- Written problem
Extract precisely the lines that run from the line containing "Read this page and output its text content." to the end of the records below, with both ends included and pictures omitted.

-- start Material provided --

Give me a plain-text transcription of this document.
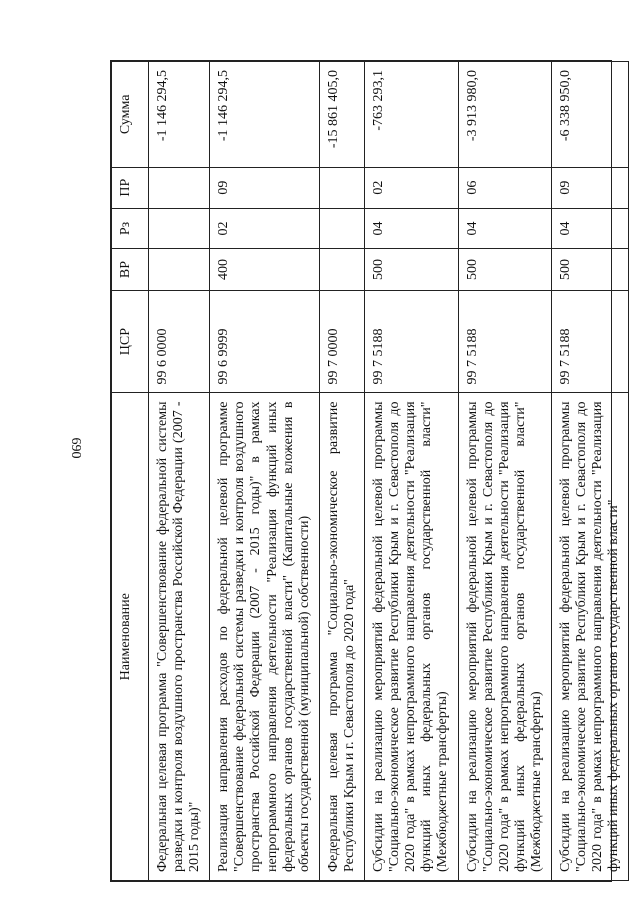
690
Наименование	ЦСР	ВР	Рз	ПР	Сумма
Федеральная целевая программа "Совершенствование федеральной системы разведки и контроля воздушного пространства Российской Федерации (2007 - 2015 годы)"	99 6 0000				-1 146 294,5
Реализация направления расходов по федеральной целевой программе "Совершенствование федеральной системы разведки и контроля воздушного пространства Российской Федерации (2007 - 2015 годы)" в рамках непрограммного направления деятельности "Реализация функций иных федеральных органов государственной власти" (Капитальные вложения в объекты государственной (муниципальной) собственности)	99 6 9999	400	02	09	-1 146 294,5
Федеральная целевая программа "Социально-экономическое развитие Республики Крым и г. Севастополя до 2020 года"	99 7 0000				-15 861 405,0
Субсидии на реализацию мероприятий федеральной целевой программы "Социально-экономическое развитие Республики Крым и г. Севастополя до 2020 года" в рамках непрограммного направления деятельности "Реализация функций иных федеральных органов государственной власти" (Межбюджетные трансферты)	99 7 5188	500	04	02	-763 293,1
Субсидии на реализацию мероприятий федеральной целевой программы "Социально-экономическое развитие Республики Крым и г. Севастополя до 2020 года" в рамках непрограммного направления деятельности "Реализация функций иных федеральных органов государственной власти" (Межбюджетные трансферты)	99 7 5188	500	04	06	-3 913 980,0
Субсидии на реализацию мероприятий федеральной целевой программы "Социально-экономическое развитие Республики Крым и г. Севастополя до 2020 года" в рамках непрограммного направления деятельности "Реализация функций иных федеральных органов государственной власти"	99 7 5188	500	04	09	-6 338 950,0
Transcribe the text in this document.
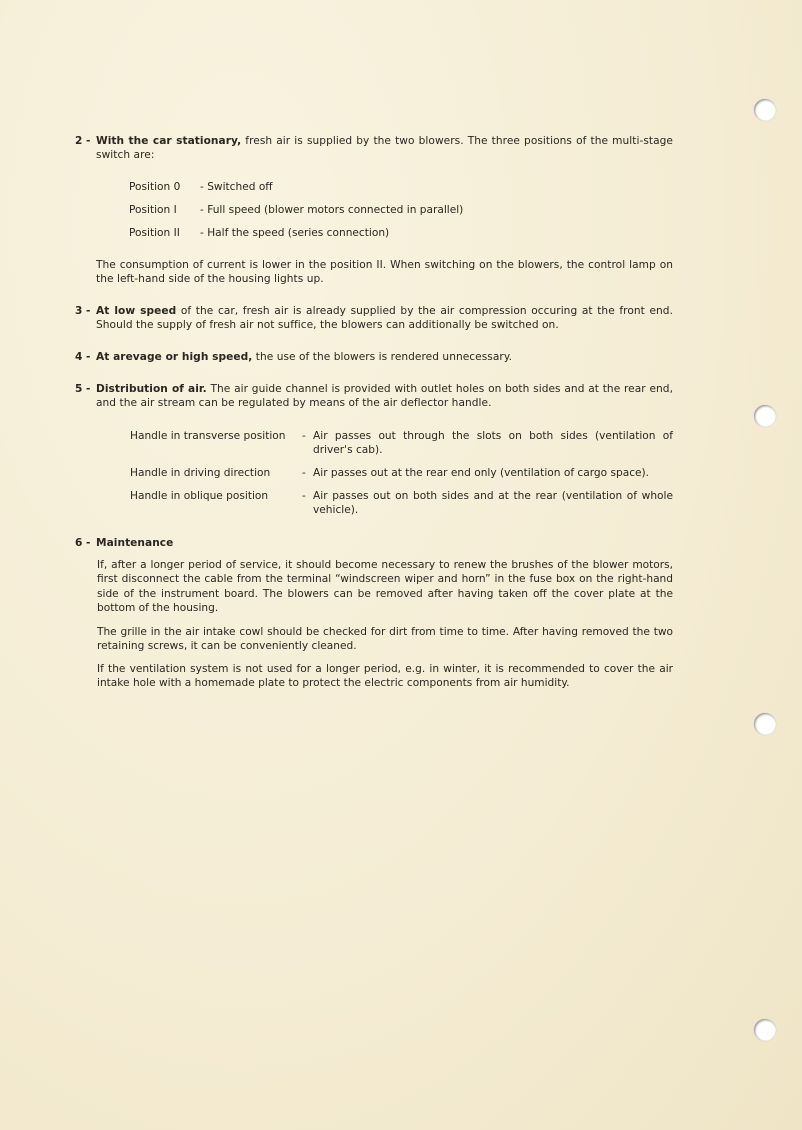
2 - With the car stationary, fresh air is supplied by the two blowers. The three positions of the multi-stage switch are:
Position 0 - Switched off
Position I - Full speed (blower motors connected in parallel)
Position II - Half the speed (series connection)
The consumption of current is lower in the position II. When switching on the blowers, the control lamp on the left-hand side of the housing lights up.
3 - At low speed of the car, fresh air is already supplied by the air compression occuring at the front end. Should the supply of fresh air not suffice, the blowers can additionally be switched on.
4 - At arevage or high speed, the use of the blowers is rendered unnecessary.
5 - Distribution of air. The air guide channel is provided with outlet holes on both sides and at the rear end, and the air stream can be regulated by means of the air deflector handle.
Handle in transverse position	- Air passes out through the slots on both sides (ventilation of driver's cab).
Handle in driving direction	- Air passes out at the rear end only (ventilation of cargo space).
Handle in oblique position	- Air passes out on both sides and at the rear (ventilation of whole vehicle).
6 - Maintenance
If, after a longer period of service, it should become necessary to renew the brushes of the blower motors, first disconnect the cable from the terminal “windscreen wiper and horn” in the fuse box on the right-hand side of the instrument board. The blowers can be removed after having taken off the cover plate at the bottom of the housing.
The grille in the air intake cowl should be checked for dirt from time to time. After having removed the two retaining screws, it can be conveniently cleaned.
If the ventilation system is not used for a longer period, e.g. in winter, it is recommended to cover the air intake hole with a homemade plate to protect the electric components from air humidity.
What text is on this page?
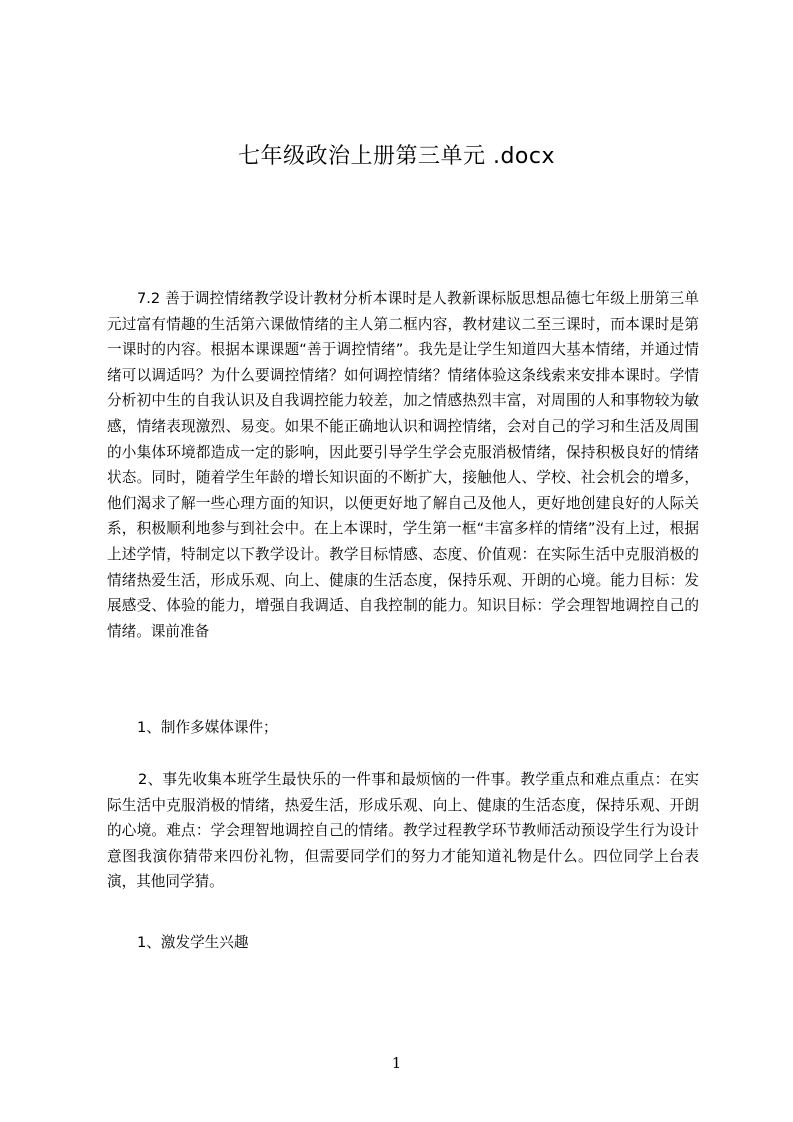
七年级政治上册第三单元 .docx

7.2 善于调控情绪教学设计教材分析本课时是人教新课标版思想品德七年级上册第三单元过富有情趣的生活第六课做情绪的主人第二框内容，教材建议二至三课时，而本课时是第一课时的内容。根据本课课题“善于调控情绪”。我先是让学生知道四大基本情绪，并通过情绪可以调适吗？为什么要调控情绪？如何调控情绪？情绪体验这条线索来安排本课时。学情分析初中生的自我认识及自我调控能力较差，加之情感热烈丰富，对周围的人和事物较为敏感，情绪表现激烈、易变。如果不能正确地认识和调控情绪，会对自己的学习和生活及周围的小集体环境都造成一定的影响，因此要引导学生学会克服消极情绪，保持积极良好的情绪状态。同时，随着学生年龄的增长知识面的不断扩大，接触他人、学校、社会机会的增多，他们渴求了解一些心理方面的知识，以便更好地了解自己及他人，更好地创建良好的人际关系，积极顺利地参与到社会中。在上本课时，学生第一框“丰富多样的情绪”没有上过，根据上述学情，特制定以下教学设计。教学目标情感、态度、价值观：在实际生活中克服消极的情绪热爱生活，形成乐观、向上、健康的生活态度，保持乐观、开朗的心境。能力目标：发展感受、体验的能力，增强自我调适、自我控制的能力。知识目标：学会理智地调控自己的情绪。课前准备

1、制作多媒体课件；

2、事先收集本班学生最快乐的一件事和最烦恼的一件事。教学重点和难点重点：在实际生活中克服消极的情绪，热爱生活，形成乐观、向上、健康的生活态度，保持乐观、开朗的心境。难点：学会理智地调控自己的情绪。教学过程教学环节教师活动预设学生行为设计意图我演你猜带来四份礼物，但需要同学们的努力才能知道礼物是什么。四位同学上台表演，其他同学猜。

1、激发学生兴趣

1
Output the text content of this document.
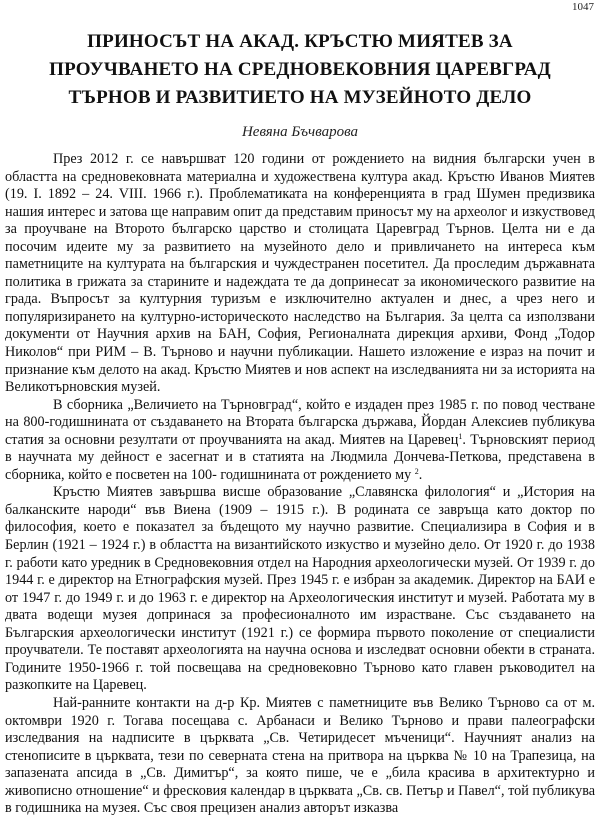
1047
ПРИНОСЪТ НА АКАД. КРЪСТЮ МИЯТЕВ ЗА
ПРОУЧВАНЕТО НА СРЕДНОВЕКОВНИЯ ЦАРЕВГРАД
ТЪРНОВ И РАЗВИТИЕТО НА МУЗЕЙНОТО ДЕЛО
Невяна Бъчварова

През 2012 г. се навършват 120 години от рождението на видния български учен в областта на средновековната материална и художествена култура акад. Кръстю Иванов Миятев (19. I. 1892 – 24. VIII. 1966 г.). Проблематиката на конференцията в град Шумен предизвика нашия интерес и затова ще направим опит да представим приносът му на археолог и изкуствовед за проучване на Второто българско царство и столицата Царевград Търнов. Целта ни е да посочим идеите му за развитието на музейното дело и привличането на интереса към паметниците на културата на българския и чуждестранен посетител. Да проследим държавната политика в грижата за старините и надеждата те да допринесат за икономического развитие на града. Въпросът за културния туризъм е изключително актуален и днес, а чрез него и популяризирането на културно-историческото наследство на България. За целта са използвани документи от Научния архив на БАН, София, Регионалната дирекция архиви, Фонд „Тодор Николов“ при РИМ – В. Търново и научни публикации. Нашето изложение е израз на почит и признание към делото на акад. Кръстю Миятев и нов аспект на изследванията ни за историята на Великотърновския музей.

В сборника „Величието на Търновград“, който е издаден през 1985 г. по повод честване на 800-годишнината от създаването на Втората българска държава, Йордан Алексиев публикува статия за основни резултати от проучванията на акад. Миятев на Царевец$^1$. Търновският период в научната му дейност е засегнат и в статията на Людмила Дончева-Петкова, представена в сборника, който е посветен на 100- годишнината от рождението му $^2$.

Кръстю Миятев завършва висше образование „Славянска филология“ и „История на балканските народи“ във Виена (1909 – 1915 г.). В родината се завръща като доктор по философия, което е показател за бъдещото му научно развитие. Специализира в София и в Берлин (1921 – 1924 г.) в областта на византийското изкуство и музейно дело. От 1920 г. до 1938 г. работи като уредник в Средновековния отдел на Народния археологически музей. От 1939 г. до 1944 г. е директор на Етнографския музей. През 1945 г. е избран за академик. Директор на БАИ е от 1947 г. до 1949 г. и до 1963 г. е директор на Археологическия институт и музей. Работата му в двата водещи музея допринася за професионалното им израстване. Със създаването на Българския археологически институт (1921 г.) се формира първото поколение от специалисти проучватели. Те поставят археологията на научна основа и изследват основни обекти в страната. Годините 1950-1966 г. той посвещава на средновековно Търново като главен ръководител на разкопките на Царевец.

Най-ранните контакти на д-р Кр. Миятев с паметниците във Велико Търново са от м. октомври 1920 г. Тогава посещава с. Арбанаси и Велико Търново и прави палеографски изследвания на надписите в църквата „Св. Четиридесет мъченици“. Научният анализ на стенописите в църквата, тези по северната стена на притвора на църква № 10 на Трапезица, на запазената апсида в „Св. Димитър“, за която пише, че е „била красива в архитектурно и живописно отношение“ и фресковия календар в църквата „Св. св. Петър и Павел“, той публикува в годишника на музея. Със своя прецизен анализ авторът изказва
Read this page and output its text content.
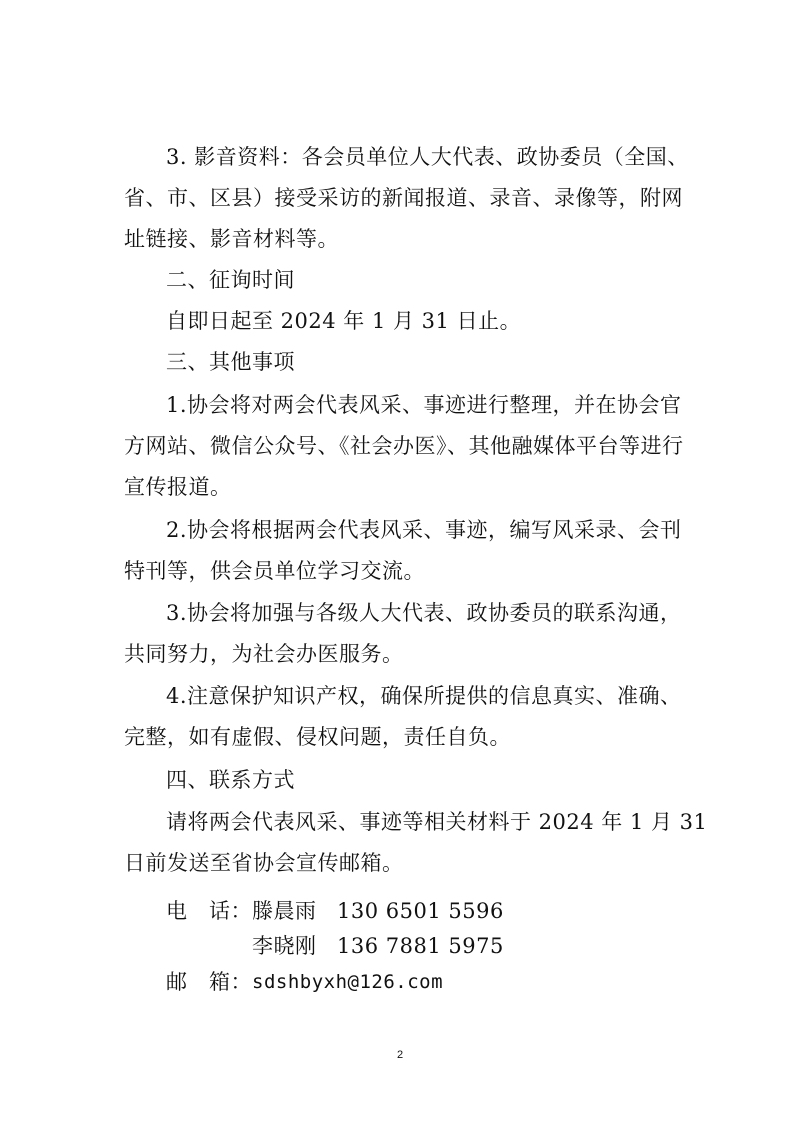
3. 影音资料：各会员单位人大代表、政协委员（全国、

省、市、区县）接受采访的新闻报道、录音、录像等，附网

址链接、影音材料等。

二、征询时间

自即日起至 2024 年 1 月 31 日止。

三、其他事项

1.协会将对两会代表风采、事迹进行整理，并在协会官

方网站、微信公众号、《社会办医》、其他融媒体平台等进行

宣传报道。

2.协会将根据两会代表风采、事迹，编写风采录、会刊

特刊等，供会员单位学习交流。

3.协会将加强与各级人大代表、政协委员的联系沟通，

共同努力，为社会办医服务。

4.注意保护知识产权，确保所提供的信息真实、准确、

完整，如有虚假、侵权问题，责任自负。

四、联系方式

请将两会代表风采、事迹等相关材料于 2024 年 1 月 31

日前发送至省协会宣传邮箱。

电　话： 滕晨雨 130 6501 5596
李晓刚 136 7881 5975
邮　箱： sdshbyxh@126.com
2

-- end Material provided --

- Reply to the exercise
Read this page and output its text content.
3. 影音资料：各会员单位人大代表、政协委员（全国、

省、市、区县）接受采访的新闻报道、录音、录像等，附网

址链接、影音材料等。

二、征询时间

自即日起至 2024 年 1 月 31 日止。

三、其他事项

1.协会将对两会代表风采、事迹进行整理，并在协会官

方网站、微信公众号、《社会办医》、其他融媒体平台等进行

宣传报道。

2.协会将根据两会代表风采、事迹，编写风采录、会刊

特刊等，供会员单位学习交流。

3.协会将加强与各级人大代表、政协委员的联系沟通，

共同努力，为社会办医服务。

4.注意保护知识产权，确保所提供的信息真实、准确、

完整，如有虚假、侵权问题，责任自负。

四、联系方式

请将两会代表风采、事迹等相关材料于 2024 年 1 月 31

日前发送至省协会宣传邮箱。

电　话： 滕晨雨 130 6501 5596
李晓刚 136 7881 5975
邮　箱： sdshbyxh@126.com
2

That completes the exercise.